■ Goal
Locate all lines with the word "разработана". Copy them.

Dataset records

..............................

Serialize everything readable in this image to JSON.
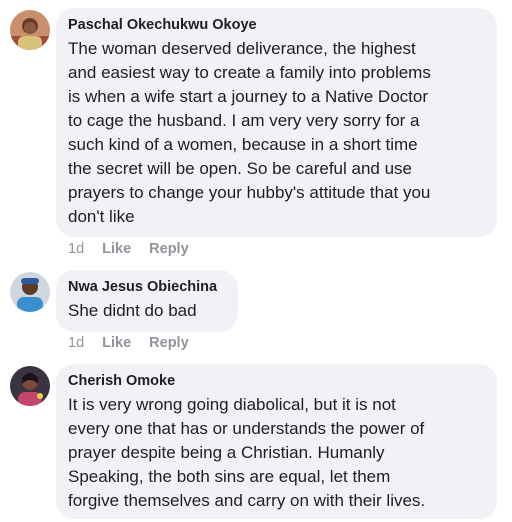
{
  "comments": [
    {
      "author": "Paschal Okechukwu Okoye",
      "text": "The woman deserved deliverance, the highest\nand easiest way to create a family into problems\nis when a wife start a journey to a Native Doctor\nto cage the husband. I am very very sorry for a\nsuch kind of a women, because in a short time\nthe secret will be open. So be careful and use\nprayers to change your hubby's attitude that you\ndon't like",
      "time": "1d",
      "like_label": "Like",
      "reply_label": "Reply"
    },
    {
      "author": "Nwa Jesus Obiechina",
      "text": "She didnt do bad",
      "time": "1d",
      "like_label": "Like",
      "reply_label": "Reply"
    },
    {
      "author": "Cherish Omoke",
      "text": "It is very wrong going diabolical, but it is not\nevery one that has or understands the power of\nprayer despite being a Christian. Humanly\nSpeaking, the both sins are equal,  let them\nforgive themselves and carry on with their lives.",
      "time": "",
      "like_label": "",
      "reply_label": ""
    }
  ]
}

..............................

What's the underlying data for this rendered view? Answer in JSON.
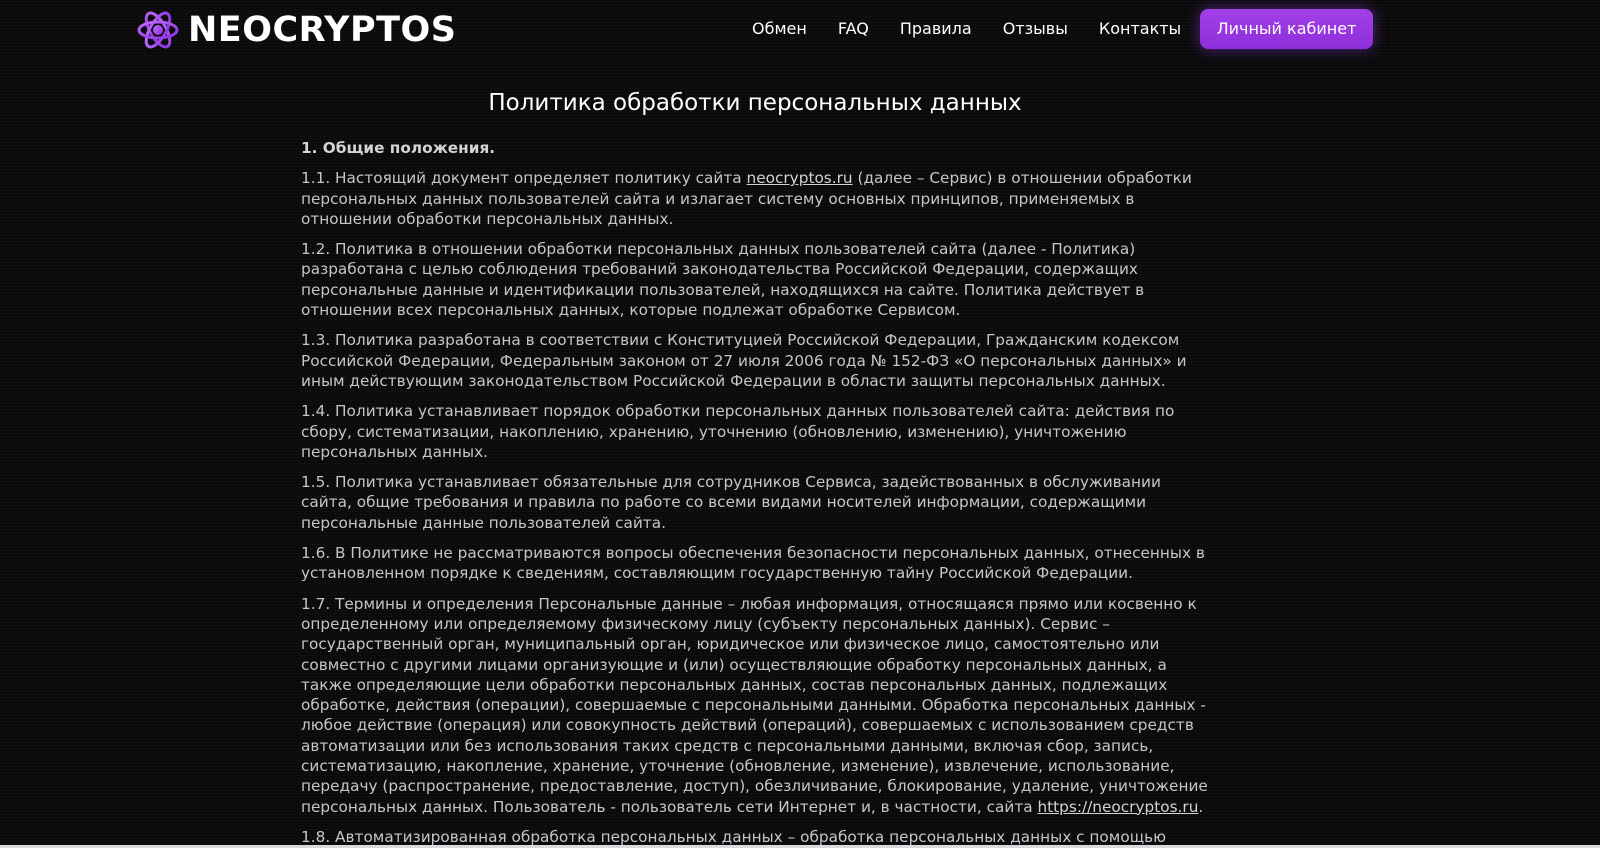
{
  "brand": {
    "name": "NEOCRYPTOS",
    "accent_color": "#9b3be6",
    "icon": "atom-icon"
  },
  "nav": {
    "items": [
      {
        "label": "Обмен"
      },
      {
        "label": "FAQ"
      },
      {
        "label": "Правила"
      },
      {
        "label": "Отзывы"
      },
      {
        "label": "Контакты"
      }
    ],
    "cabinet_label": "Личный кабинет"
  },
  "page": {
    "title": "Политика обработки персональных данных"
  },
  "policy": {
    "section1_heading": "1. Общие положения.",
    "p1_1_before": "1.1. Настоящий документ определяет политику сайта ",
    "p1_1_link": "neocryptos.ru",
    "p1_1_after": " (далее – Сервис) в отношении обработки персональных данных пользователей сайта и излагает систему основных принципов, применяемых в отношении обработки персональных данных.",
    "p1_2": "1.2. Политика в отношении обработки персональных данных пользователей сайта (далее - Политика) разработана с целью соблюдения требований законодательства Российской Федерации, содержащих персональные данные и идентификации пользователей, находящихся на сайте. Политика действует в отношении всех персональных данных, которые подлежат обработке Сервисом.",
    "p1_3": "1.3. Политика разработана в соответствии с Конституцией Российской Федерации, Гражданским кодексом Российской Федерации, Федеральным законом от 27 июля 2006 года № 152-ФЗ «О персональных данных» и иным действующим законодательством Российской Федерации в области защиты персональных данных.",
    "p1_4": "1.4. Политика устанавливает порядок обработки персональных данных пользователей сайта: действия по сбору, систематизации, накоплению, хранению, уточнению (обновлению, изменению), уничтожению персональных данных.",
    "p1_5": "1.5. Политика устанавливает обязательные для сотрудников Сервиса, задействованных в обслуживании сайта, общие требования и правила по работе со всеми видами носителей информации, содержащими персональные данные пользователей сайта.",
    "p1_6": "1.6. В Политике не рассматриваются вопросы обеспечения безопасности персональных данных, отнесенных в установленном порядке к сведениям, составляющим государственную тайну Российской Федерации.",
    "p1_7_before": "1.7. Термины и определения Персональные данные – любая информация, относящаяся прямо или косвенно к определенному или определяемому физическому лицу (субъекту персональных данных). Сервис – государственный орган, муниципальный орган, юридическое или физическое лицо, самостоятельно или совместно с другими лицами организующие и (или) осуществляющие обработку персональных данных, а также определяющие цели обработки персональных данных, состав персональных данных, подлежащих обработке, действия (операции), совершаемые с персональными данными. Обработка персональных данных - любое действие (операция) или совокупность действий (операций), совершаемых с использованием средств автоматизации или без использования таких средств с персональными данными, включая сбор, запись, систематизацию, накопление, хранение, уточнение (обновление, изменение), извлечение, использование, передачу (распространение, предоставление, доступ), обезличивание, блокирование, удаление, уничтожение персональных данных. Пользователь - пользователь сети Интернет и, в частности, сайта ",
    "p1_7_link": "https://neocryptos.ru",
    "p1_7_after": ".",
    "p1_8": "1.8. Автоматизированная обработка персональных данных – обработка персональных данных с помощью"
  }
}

..............................

■ Exercise solution
    "p1_2": "1.2. Политика в отношении обработки персональных данных пользователей сайта (далее - Политика) разработана с целью соблюдения требований законодательства Российской Федерации, содержащих персональные данные и идентификации пользователей, находящихся на сайте. Политика действует в отношении всех персональных данных, которые подлежат обработке Сервисом.",
    "p1_3": "1.3. Политика разработана в соответствии с Конституцией Российской Федерации, Гражданским кодексом Российской Федерации, Федеральным законом от 27 июля 2006 года № 152-ФЗ «О персональных данных» и иным действующим законодательством Российской Федерации в области защиты персональных данных.",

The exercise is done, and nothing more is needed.